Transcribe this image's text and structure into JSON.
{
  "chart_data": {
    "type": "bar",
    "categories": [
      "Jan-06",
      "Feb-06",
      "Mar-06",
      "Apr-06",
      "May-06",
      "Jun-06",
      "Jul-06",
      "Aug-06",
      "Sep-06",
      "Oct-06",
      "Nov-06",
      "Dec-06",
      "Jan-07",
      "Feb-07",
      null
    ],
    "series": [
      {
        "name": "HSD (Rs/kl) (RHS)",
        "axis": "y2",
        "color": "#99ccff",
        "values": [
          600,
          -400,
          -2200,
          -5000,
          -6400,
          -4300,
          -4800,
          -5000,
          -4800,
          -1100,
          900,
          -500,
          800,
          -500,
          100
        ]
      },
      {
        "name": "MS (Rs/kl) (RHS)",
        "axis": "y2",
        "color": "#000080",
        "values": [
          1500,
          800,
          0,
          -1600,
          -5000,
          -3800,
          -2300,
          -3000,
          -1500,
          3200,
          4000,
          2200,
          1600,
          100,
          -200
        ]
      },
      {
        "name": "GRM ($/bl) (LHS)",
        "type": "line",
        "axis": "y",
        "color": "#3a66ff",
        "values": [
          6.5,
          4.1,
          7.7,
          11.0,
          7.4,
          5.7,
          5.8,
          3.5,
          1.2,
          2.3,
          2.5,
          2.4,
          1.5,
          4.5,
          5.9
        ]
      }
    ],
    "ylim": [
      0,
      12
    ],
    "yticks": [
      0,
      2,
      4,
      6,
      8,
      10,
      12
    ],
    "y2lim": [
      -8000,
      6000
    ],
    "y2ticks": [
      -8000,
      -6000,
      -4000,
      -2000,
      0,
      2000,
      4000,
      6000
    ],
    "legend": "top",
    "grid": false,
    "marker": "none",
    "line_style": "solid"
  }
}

#####

GIVEN REQUEST: Copy out all of the data exactly, leaving nothing out.

TASK ANSWER:
Transcribe this image's text and structure into JSON.
{
  "chart_data": {
    "type": "bar",
    "categories": [
      "Jan-06",
      "Feb-06",
      "Mar-06",
      "Apr-06",
      "May-06",
      "Jun-06",
      "Jul-06",
      "Aug-06",
      "Sep-06",
      "Oct-06",
      "Nov-06",
      "Dec-06",
      "Jan-07",
      "Feb-07",
      null
    ],
    "series": [
      {
        "name": "HSD (Rs/kl) (RHS)",
        "axis": "y2",
        "color": "#99ccff",
        "values": [
          600,
          -400,
          -2200,
          -5000,
          -6400,
          -4300,
          -4800,
          -5000,
          -4800,
          -1100,
          900,
          -500,
          800,
          -500,
          100
        ]
      },
      {
        "name": "MS (Rs/kl) (RHS)",
        "axis": "y2",
        "color": "#000080",
        "values": [
          1500,
          800,
          0,
          -1600,
          -5000,
          -3800,
          -2300,
          -3000,
          -1500,
          3200,
          4000,
          2200,
          1600,
          100,
          -200
        ]
      },
      {
        "name": "GRM ($/bl) (LHS)",
        "type": "line",
        "axis": "y",
        "color": "#3a66ff",
        "values": [
          6.5,
          4.1,
          7.7,
          11.0,
          7.4,
          5.7,
          5.8,
          3.5,
          1.2,
          2.3,
          2.5,
          2.4,
          1.5,
          4.5,
          5.9
        ]
      }
    ],
    "ylim": [
      0,
      12
    ],
    "yticks": [
      0,
      2,
      4,
      6,
      8,
      10,
      12
    ],
    "y2lim": [
      -8000,
      6000
    ],
    "y2ticks": [
      -8000,
      -6000,
      -4000,
      -2000,
      0,
      2000,
      4000,
      6000
    ],
    "legend": "top",
    "grid": false,
    "marker": "none",
    "line_style": "solid"
  }
}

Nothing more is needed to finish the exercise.